**SET PROBLEM**. Output every line of the material exactly, omitting images.

-- begin ITEMS --

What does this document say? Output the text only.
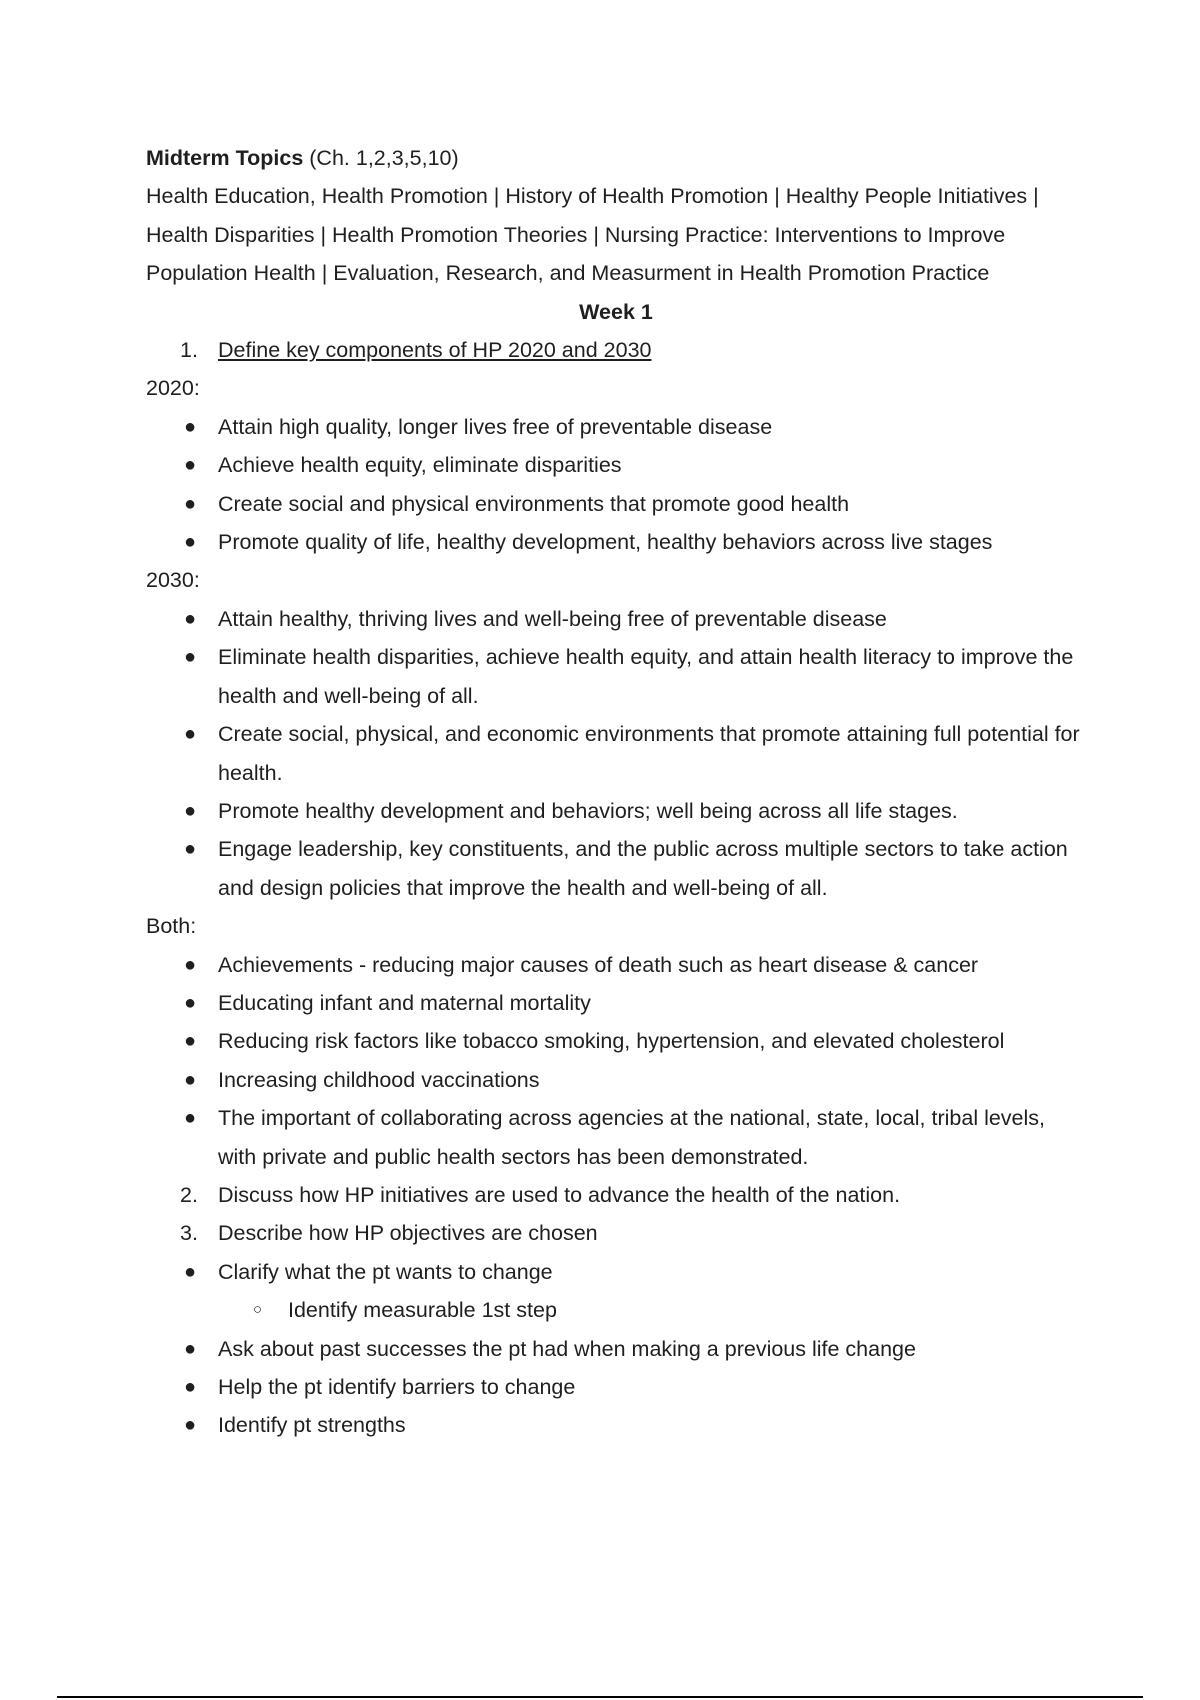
Midterm Topics (Ch. 1,2,3,5,10)
Health Education, Health Promotion | History of Health Promotion | Healthy People Initiatives |
Health Disparities | Health Promotion Theories | Nursing Practice: Interventions to Improve
Population Health | Evaluation, Research, and Measurment in Health Promotion Practice
Week 1
1. Define key components of HP 2020 and 2030
2020:
●	Attain high quality, longer lives free of preventable disease
●	Achieve health equity, eliminate disparities
●	Create social and physical environments that promote good health
●	Promote quality of life, healthy development, healthy behaviors across live stages
2030:
●	Attain healthy, thriving lives and well-being free of preventable disease
●	Eliminate health disparities, achieve health equity, and attain health literacy to improve the health and well-being of all.
●	Create social, physical, and economic environments that promote attaining full potential for health.
●	Promote healthy development and behaviors; well being across all life stages.
●	Engage leadership, key constituents, and the public across multiple sectors to take action and design policies that improve the health and well-being of all.
Both:
●	Achievements - reducing major causes of death such as heart disease & cancer
●	Educating infant and maternal mortality
●	Reducing risk factors like tobacco smoking, hypertension, and elevated cholesterol
●	Increasing childhood vaccinations
●	The important of collaborating across agencies at the national, state, local, tribal levels, with private and public health sectors has been demonstrated.
2. Discuss how HP initiatives are used to advance the health of the nation.
3. Describe how HP objectives are chosen
●	Clarify what the pt wants to change
○	Identify measurable 1st step
●	Ask about past successes the pt had when making a previous life change
●	Help the pt identify barriers to change
●	Identify pt strengths
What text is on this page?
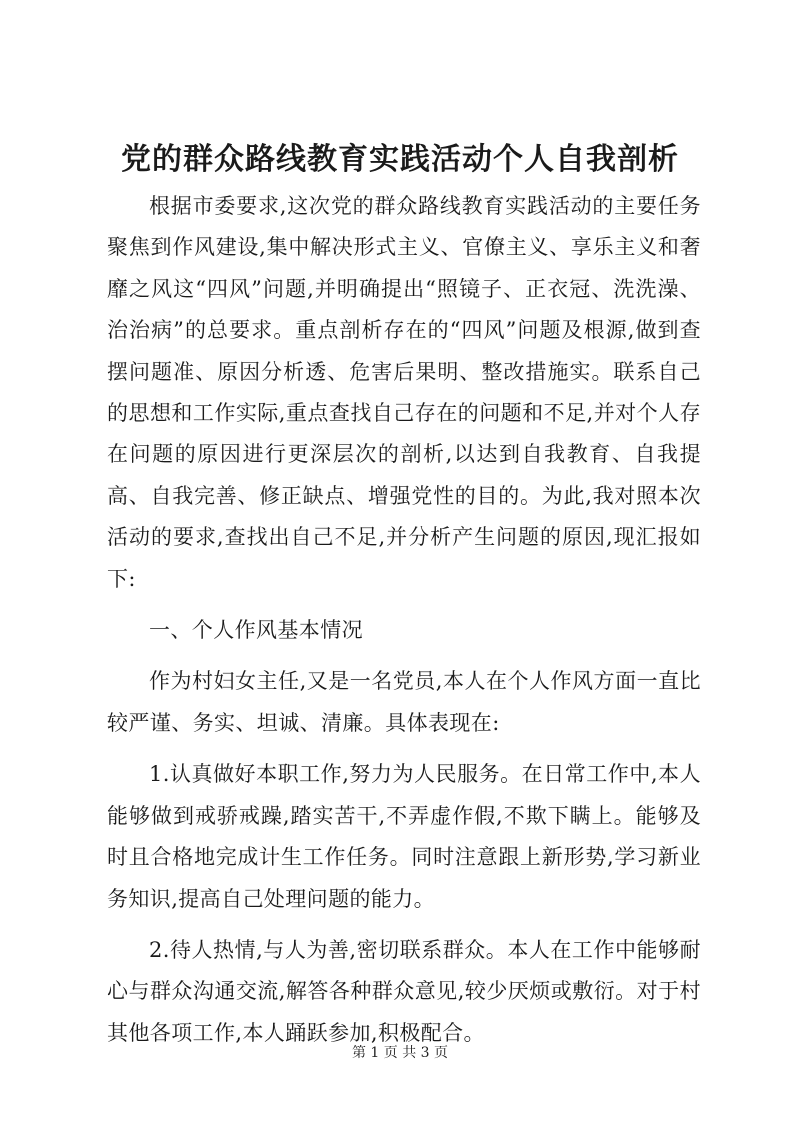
党的群众路线教育实践活动个人自我剖析

根据市委要求,这次党的群众路线教育实践活动的主要任务聚焦到作风建设,集中解决形式主义、官僚主义、享乐主义和奢靡之风这“四风”问题,并明确提出“照镜子、正衣冠、洗洗澡、治治病”的总要求。重点剖析存在的“四风”问题及根源,做到查摆问题准、原因分析透、危害后果明、整改措施实。联系自己的思想和工作实际,重点查找自己存在的问题和不足,并对个人存在问题的原因进行更深层次的剖析,以达到自我教育、自我提高、自我完善、修正缺点、增强党性的目的。为此,我对照本次活动的要求,查找出自己不足,并分析产生问题的原因,现汇报如下:

一、个人作风基本情况

作为村妇女主任,又是一名党员,本人在个人作风方面一直比较严谨、务实、坦诚、清廉。具体表现在:

1.认真做好本职工作,努力为人民服务。在日常工作中,本人能够做到戒骄戒躁,踏实苦干,不弄虚作假,不欺下瞒上。能够及时且合格地完成计生工作任务。同时注意跟上新形势,学习新业务知识,提高自己处理问题的能力。

2.待人热情,与人为善,密切联系群众。本人在工作中能够耐心与群众沟通交流,解答各种群众意见,较少厌烦或敷衍。对于村其他各项工作,本人踊跃参加,积极配合。

第 1 页 共 3 页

-- end ITEMS --

**EXPECTED ANSWER**.
What does this document say? Output the text only.
Midterm Topics (Ch. 1,2,3,5,10)
Health Education, Health Promotion | History of Health Promotion | Healthy People Initiatives |
Health Disparities | Health Promotion Theories | Nursing Practice: Interventions to Improve
Population Health | Evaluation, Research, and Measurment in Health Promotion Practice
Week 1
1. Define key components of HP 2020 and 2030
2020:
●	Attain high quality, longer lives free of preventable disease
●	Achieve health equity, eliminate disparities
●	Create social and physical environments that promote good health
●	Promote quality of life, healthy development, healthy behaviors across live stages
2030:
●	Attain healthy, thriving lives and well-being free of preventable disease
●	Eliminate health disparities, achieve health equity, and attain health literacy to improve the health and well-being of all.
●	Create social, physical, and economic environments that promote attaining full potential for health.
●	Promote healthy development and behaviors; well being across all life stages.
●	Engage leadership, key constituents, and the public across multiple sectors to take action and design policies that improve the health and well-being of all.
Both:
●	Achievements - reducing major causes of death such as heart disease & cancer
●	Educating infant and maternal mortality
●	Reducing risk factors like tobacco smoking, hypertension, and elevated cholesterol
●	Increasing childhood vaccinations
●	The important of collaborating across agencies at the national, state, local, tribal levels, with private and public health sectors has been demonstrated.
2. Discuss how HP initiatives are used to advance the health of the nation.
3. Describe how HP objectives are chosen
●	Clarify what the pt wants to change
○	Identify measurable 1st step
●	Ask about past successes the pt had when making a previous life change
●	Help the pt identify barriers to change
●	Identify pt strengths
What text is on this page?
党的群众路线教育实践活动个人自我剖析

根据市委要求,这次党的群众路线教育实践活动的主要任务聚焦到作风建设,集中解决形式主义、官僚主义、享乐主义和奢靡之风这“四风”问题,并明确提出“照镜子、正衣冠、洗洗澡、治治病”的总要求。重点剖析存在的“四风”问题及根源,做到查摆问题准、原因分析透、危害后果明、整改措施实。联系自己的思想和工作实际,重点查找自己存在的问题和不足,并对个人存在问题的原因进行更深层次的剖析,以达到自我教育、自我提高、自我完善、修正缺点、增强党性的目的。为此,我对照本次活动的要求,查找出自己不足,并分析产生问题的原因,现汇报如下:

一、个人作风基本情况

作为村妇女主任,又是一名党员,本人在个人作风方面一直比较严谨、务实、坦诚、清廉。具体表现在:

1.认真做好本职工作,努力为人民服务。在日常工作中,本人能够做到戒骄戒躁,踏实苦干,不弄虚作假,不欺下瞒上。能够及时且合格地完成计生工作任务。同时注意跟上新形势,学习新业务知识,提高自己处理问题的能力。

2.待人热情,与人为善,密切联系群众。本人在工作中能够耐心与群众沟通交流,解答各种群众意见,较少厌烦或敷衍。对于村其他各项工作,本人踊跃参加,积极配合。

第 1 页 共 3 页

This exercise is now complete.